*Goal of the exercise*
Transcribe the listing verbatim. Do not carry over any pictures.

-*-*-

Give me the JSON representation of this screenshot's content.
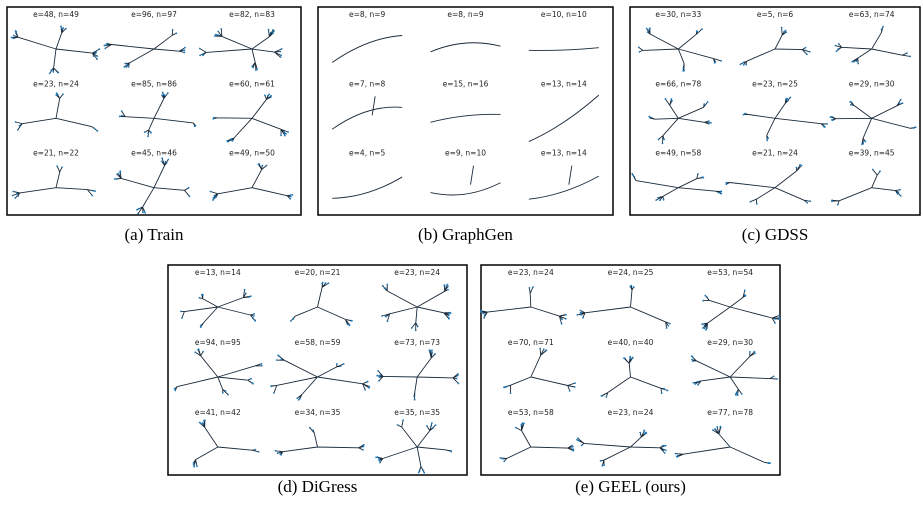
{
  "panels": [
    {
      "caption": "(a) Train",
      "labels": [
        "e=48, n=49",
        "e=96, n=97",
        "e=82, n=83",
        "e=23, n=24",
        "e=85, n=86",
        "e=60, n=61",
        "e=21, n=22",
        "e=45, n=46",
        "e=49, n=50"
      ]
    },
    {
      "caption": "(b) GraphGen",
      "labels": [
        "e=8, n=9",
        "e=8, n=9",
        "e=10, n=10",
        "e=7, n=8",
        "e=15, n=16",
        "e=13, n=14",
        "e=4, n=5",
        "e=9, n=10",
        "e=13, n=14"
      ]
    },
    {
      "caption": "(c) GDSS",
      "labels": [
        "e=30, n=33",
        "e=5, n=6",
        "e=63, n=74",
        "e=66, n=78",
        "e=23, n=25",
        "e=29, n=30",
        "e=49, n=58",
        "e=21, n=24",
        "e=39, n=45"
      ]
    },
    {
      "caption": "(d) DiGress",
      "labels": [
        "e=13, n=14",
        "e=20, n=21",
        "e=23, n=24",
        "e=94, n=95",
        "e=58, n=59",
        "e=73, n=73",
        "e=41, n=42",
        "e=34, n=35",
        "e=35, n=35"
      ]
    },
    {
      "caption": "(e) GEEL (ours)",
      "labels": [
        "e=23, n=24",
        "e=24, n=25",
        "e=53, n=54",
        "e=70, n=71",
        "e=40, n=40",
        "e=29, n=30",
        "e=53, n=58",
        "e=23, n=24",
        "e=77, n=78"
      ]
    }
  ]
}
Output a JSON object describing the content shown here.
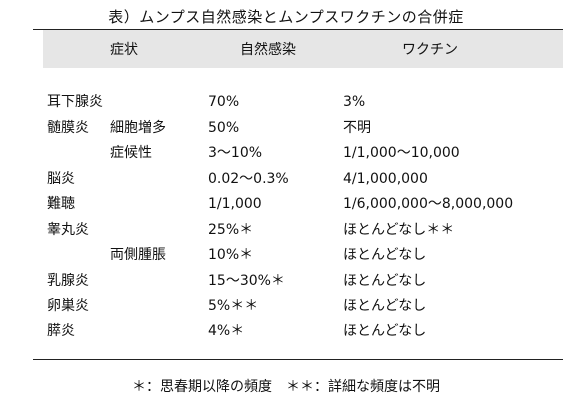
{
  "title": "表）ムンプス自然感染とムンプスワクチンの合併症",
  "headers": {
    "symptom": "症状",
    "natural": "自然感染",
    "vaccine": "ワクチン"
  },
  "rows": [
    {
      "main": "耳下腺炎",
      "sub": "",
      "natural": "70%",
      "vaccine": "3%"
    },
    {
      "main": "髄膜炎",
      "sub": "細胞増多",
      "natural": "50%",
      "vaccine": "不明"
    },
    {
      "main": "",
      "sub": "症候性",
      "natural": "3～10%",
      "vaccine": "1/1,000～10,000"
    },
    {
      "main": "脳炎",
      "sub": "",
      "natural": "0.02～0.3%",
      "vaccine": "4/1,000,000"
    },
    {
      "main": "難聴",
      "sub": "",
      "natural": "1/1,000",
      "vaccine": "1/6,000,000～8,000,000"
    },
    {
      "main": "睾丸炎",
      "sub": "",
      "natural": "25%＊",
      "vaccine": "ほとんどなし＊＊"
    },
    {
      "main": "",
      "sub": "両側腫脹",
      "natural": "10%＊",
      "vaccine": "ほとんどなし"
    },
    {
      "main": "乳腺炎",
      "sub": "",
      "natural": "15～30%＊",
      "vaccine": "ほとんどなし"
    },
    {
      "main": "卵巣炎",
      "sub": "",
      "natural": "5%＊＊",
      "vaccine": "ほとんどなし"
    },
    {
      "main": "膵炎",
      "sub": "",
      "natural": "4%＊",
      "vaccine": "ほとんどなし"
    }
  ],
  "footnote": "＊：思春期以降の頻度　＊＊：詳細な頻度は不明"
}
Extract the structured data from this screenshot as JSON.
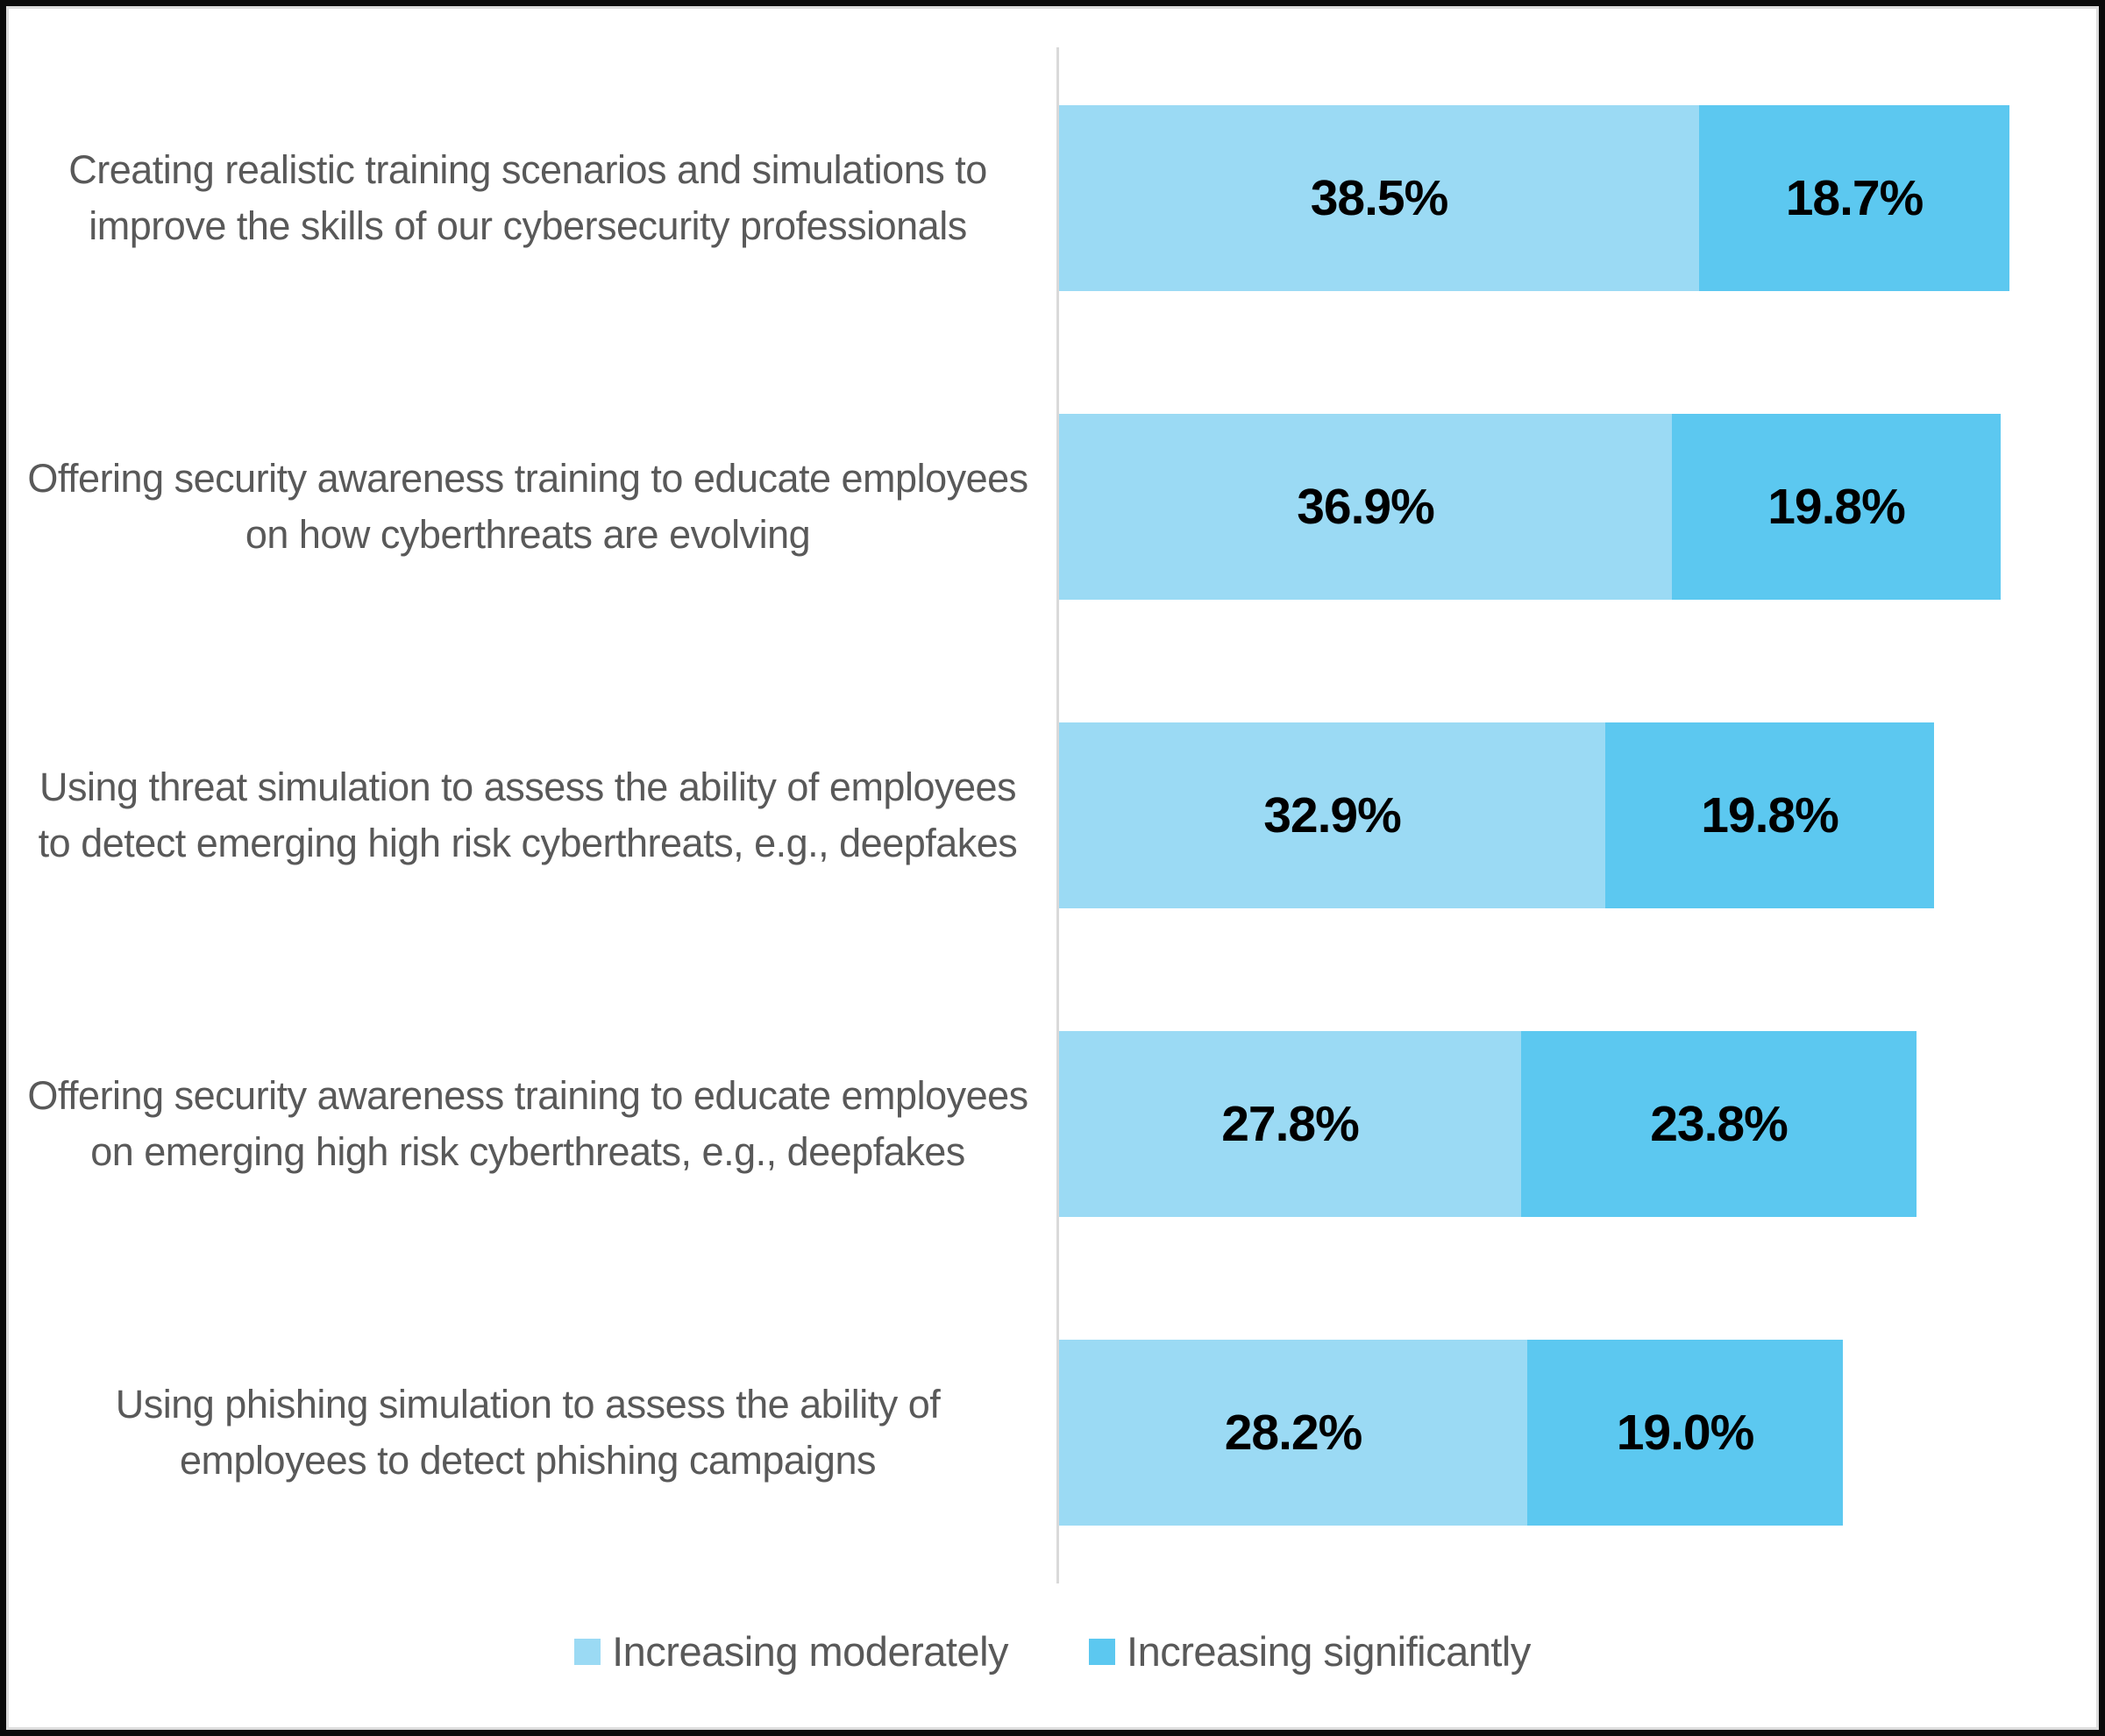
{
  "chart_data": {
    "type": "bar",
    "orientation": "horizontal",
    "stacked": true,
    "title": "",
    "xlabel": "",
    "ylabel": "",
    "grid": false,
    "xlim": [
      0,
      60
    ],
    "legend_position": "bottom",
    "value_label_format": "percent_1dp",
    "categories": [
      "Creating realistic training scenarios and simulations to improve the skills of our cybersecurity professionals",
      "Offering security awareness training to educate employees on how cyberthreats are evolving",
      "Using threat simulation to assess the ability of employees to detect emerging high risk cyberthreats, e.g., deepfakes",
      "Offering security awareness training to educate employees on emerging high risk cyberthreats, e.g., deepfakes",
      "Using phishing simulation to assess the ability of employees to detect phishing campaigns"
    ],
    "series": [
      {
        "name": "Increasing moderately",
        "color": "#9BDAF4",
        "values": [
          38.5,
          36.9,
          32.9,
          27.8,
          28.2
        ]
      },
      {
        "name": "Increasing significantly",
        "color": "#5CC8F0",
        "values": [
          18.7,
          19.8,
          19.8,
          23.8,
          19.0
        ]
      }
    ],
    "value_labels": [
      [
        "38.5%",
        "18.7%"
      ],
      [
        "36.9%",
        "19.8%"
      ],
      [
        "32.9%",
        "19.8%"
      ],
      [
        "27.8%",
        "23.8%"
      ],
      [
        "28.2%",
        "19.0%"
      ]
    ]
  },
  "legend": {
    "items": [
      {
        "label": "Increasing moderately",
        "color": "#9BDAF4"
      },
      {
        "label": "Increasing significantly",
        "color": "#5CC8F0"
      }
    ]
  },
  "styles": {
    "background": "#FFFFFF",
    "border_color": "#0A0A0A",
    "axis_line_color": "#D9D9D9",
    "category_label_color": "#595959",
    "value_label_color": "#000000"
  }
}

-*-*-

*Solution to this problem*
Give me the JSON representation of this screenshot's content.
{
  "panels": [
    {
      "caption": "(a) Train",
      "labels": [
        "e=48, n=49",
        "e=96, n=97",
        "e=82, n=83",
        "e=23, n=24",
        "e=85, n=86",
        "e=60, n=61",
        "e=21, n=22",
        "e=45, n=46",
        "e=49, n=50"
      ]
    },
    {
      "caption": "(b) GraphGen",
      "labels": [
        "e=8, n=9",
        "e=8, n=9",
        "e=10, n=10",
        "e=7, n=8",
        "e=15, n=16",
        "e=13, n=14",
        "e=4, n=5",
        "e=9, n=10",
        "e=13, n=14"
      ]
    },
    {
      "caption": "(c) GDSS",
      "labels": [
        "e=30, n=33",
        "e=5, n=6",
        "e=63, n=74",
        "e=66, n=78",
        "e=23, n=25",
        "e=29, n=30",
        "e=49, n=58",
        "e=21, n=24",
        "e=39, n=45"
      ]
    },
    {
      "caption": "(d) DiGress",
      "labels": [
        "e=13, n=14",
        "e=20, n=21",
        "e=23, n=24",
        "e=94, n=95",
        "e=58, n=59",
        "e=73, n=73",
        "e=41, n=42",
        "e=34, n=35",
        "e=35, n=35"
      ]
    },
    {
      "caption": "(e) GEEL (ours)",
      "labels": [
        "e=23, n=24",
        "e=24, n=25",
        "e=53, n=54",
        "e=70, n=71",
        "e=40, n=40",
        "e=29, n=30",
        "e=53, n=58",
        "e=23, n=24",
        "e=77, n=78"
      ]
    }
  ]
}
Output a JSON object describing the content shown here.
{
  "title": "表）ムンプス自然感染とムンプスワクチンの合併症",
  "headers": {
    "symptom": "症状",
    "natural": "自然感染",
    "vaccine": "ワクチン"
  },
  "rows": [
    {
      "main": "耳下腺炎",
      "sub": "",
      "natural": "70%",
      "vaccine": "3%"
    },
    {
      "main": "髄膜炎",
      "sub": "細胞増多",
      "natural": "50%",
      "vaccine": "不明"
    },
    {
      "main": "",
      "sub": "症候性",
      "natural": "3～10%",
      "vaccine": "1/1,000～10,000"
    },
    {
      "main": "脳炎",
      "sub": "",
      "natural": "0.02～0.3%",
      "vaccine": "4/1,000,000"
    },
    {
      "main": "難聴",
      "sub": "",
      "natural": "1/1,000",
      "vaccine": "1/6,000,000～8,000,000"
    },
    {
      "main": "睾丸炎",
      "sub": "",
      "natural": "25%＊",
      "vaccine": "ほとんどなし＊＊"
    },
    {
      "main": "",
      "sub": "両側腫脹",
      "natural": "10%＊",
      "vaccine": "ほとんどなし"
    },
    {
      "main": "乳腺炎",
      "sub": "",
      "natural": "15～30%＊",
      "vaccine": "ほとんどなし"
    },
    {
      "main": "卵巣炎",
      "sub": "",
      "natural": "5%＊＊",
      "vaccine": "ほとんどなし"
    },
    {
      "main": "膵炎",
      "sub": "",
      "natural": "4%＊",
      "vaccine": "ほとんどなし"
    }
  ],
  "footnote": "＊：思春期以降の頻度　＊＊：詳細な頻度は不明"
}
Extract the structured data from this screenshot as JSON.
{
  "chart_data": {
    "type": "bar",
    "orientation": "horizontal",
    "stacked": true,
    "title": "",
    "xlabel": "",
    "ylabel": "",
    "grid": false,
    "xlim": [
      0,
      60
    ],
    "legend_position": "bottom",
    "value_label_format": "percent_1dp",
    "categories": [
      "Creating realistic training scenarios and simulations to improve the skills of our cybersecurity professionals",
      "Offering security awareness training to educate employees on how cyberthreats are evolving",
      "Using threat simulation to assess the ability of employees to detect emerging high risk cyberthreats, e.g., deepfakes",
      "Offering security awareness training to educate employees on emerging high risk cyberthreats, e.g., deepfakes",
      "Using phishing simulation to assess the ability of employees to detect phishing campaigns"
    ],
    "series": [
      {
        "name": "Increasing moderately",
        "color": "#9BDAF4",
        "values": [
          38.5,
          36.9,
          32.9,
          27.8,
          28.2
        ]
      },
      {
        "name": "Increasing significantly",
        "color": "#5CC8F0",
        "values": [
          18.7,
          19.8,
          19.8,
          23.8,
          19.0
        ]
      }
    ],
    "value_labels": [
      [
        "38.5%",
        "18.7%"
      ],
      [
        "36.9%",
        "19.8%"
      ],
      [
        "32.9%",
        "19.8%"
      ],
      [
        "27.8%",
        "23.8%"
      ],
      [
        "28.2%",
        "19.0%"
      ]
    ]
  },
  "legend": {
    "items": [
      {
        "label": "Increasing moderately",
        "color": "#9BDAF4"
      },
      {
        "label": "Increasing significantly",
        "color": "#5CC8F0"
      }
    ]
  },
  "styles": {
    "background": "#FFFFFF",
    "border_color": "#0A0A0A",
    "axis_line_color": "#D9D9D9",
    "category_label_color": "#595959",
    "value_label_color": "#000000"
  }
}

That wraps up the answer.